USING THE INFORMATION:
(a) In the open-doors passage, what phobia did one of the two brothers have?
(b) Please list the three things that the open-doors passage says make up the room the lady has not been able to get out of.
(c) Carry the open-doors passage forward from its last sentence.

TEXT SECTION:
************
In the book entitled, Masks of Life and Love, Hans Sachs has written a chapter entitled, “Locked in a Room with Open Doors.” The story centers around two brothers. One of them had a phobia of open doors. Compulsively, he would go around the house or wherever he was, closing any open door. This annoyed the other brother, “One of these days I am going to lock you in a room with all of the doors open.”
When I read that, at first I wondered how that could be? How does a person get locked in a room when all of the doors are open? The more I thought about it, however, the more I realized that I have known some people who were locked in rooms and places, in ideas and emotions where the doors were open but the people would not or could not go through them to freedom.
Think about it. Are there areas of your life, or rooms where you have been, where you feel you are locked in and can’t get out? Many stories have been shared with me of incidents or experiences in a person’s childhood which locked them in to a pattern of thinking or of behavior. I remember a lady who tearfully told me of how she had been mentally and sexually abused as a child. As an adult, she is still troubled with her self-esteem. She has not been able to get out of that room of pain, anger, and resentment.
I assured her that she was entitled to her feelings but that there was a door through which she could go and find the freedom to let it go and to move on. It is called forgiveness. It can not change what has happened. It may not change the other person, but it can set you free. Have you ever felt afraid? Did someone say without asking why you were afraid, or said, “you don’t need to be afraid” or, “you ought not be afraid?”
************
[Stored data entries]
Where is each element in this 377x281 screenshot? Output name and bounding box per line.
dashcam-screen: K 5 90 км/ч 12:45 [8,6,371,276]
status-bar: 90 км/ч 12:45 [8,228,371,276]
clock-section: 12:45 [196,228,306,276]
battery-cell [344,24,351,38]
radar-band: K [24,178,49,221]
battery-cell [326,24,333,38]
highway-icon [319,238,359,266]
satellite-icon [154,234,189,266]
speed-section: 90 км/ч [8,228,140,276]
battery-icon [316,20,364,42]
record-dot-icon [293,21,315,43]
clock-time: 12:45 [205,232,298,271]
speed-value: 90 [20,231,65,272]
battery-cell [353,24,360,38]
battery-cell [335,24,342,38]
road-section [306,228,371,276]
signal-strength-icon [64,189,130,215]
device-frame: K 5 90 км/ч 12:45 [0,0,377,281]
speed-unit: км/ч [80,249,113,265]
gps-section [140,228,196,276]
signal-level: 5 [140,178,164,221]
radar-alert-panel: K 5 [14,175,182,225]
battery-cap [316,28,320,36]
************
EXPECTED RESULTS:
(a) A phobia of open doors.

(b) Pain, anger, and resentment.

(c)
Feelings are not about “should” and “oughts.” I have heard it said that “the only thing you need to fear is fear itself.” I can not agree with that. There are some healthy fears. In fact, fear of poison, or dynamite, of illegal drugs, of driving when intoxicated, of deliberately exposing yourself to life-threatening disease, or of trusting the wrong person could save your life. So there is a positive purpose for the God-given emotion of fear.
Our problem is not how to get rid of fear. It is how to use fear constructively so that it will not paralyze us and lock us in a room away from healthy living. The key is to acknowledge and own your fears, but to take charge of them rather than allowing them to control you. Use fear as a spur or a stimulus to knowledge and action. Most of all determine that you will live by faith rather than be locked in by fear.
How about loneliness? In spite of the vast advancement in the means with which to communicate, I find that more and more people are locked in their room and are lonely. Would you like to know that there is a door standing wide open through which you can go and find joy in relationships? There is, but you can not just sit there and wait for someone to come through the door to take you out.
There are some things you can do to help this happen. First, is to reassess your own worth as a person and to claim it. You have gifts and graces which other people could find interesting and enjoy.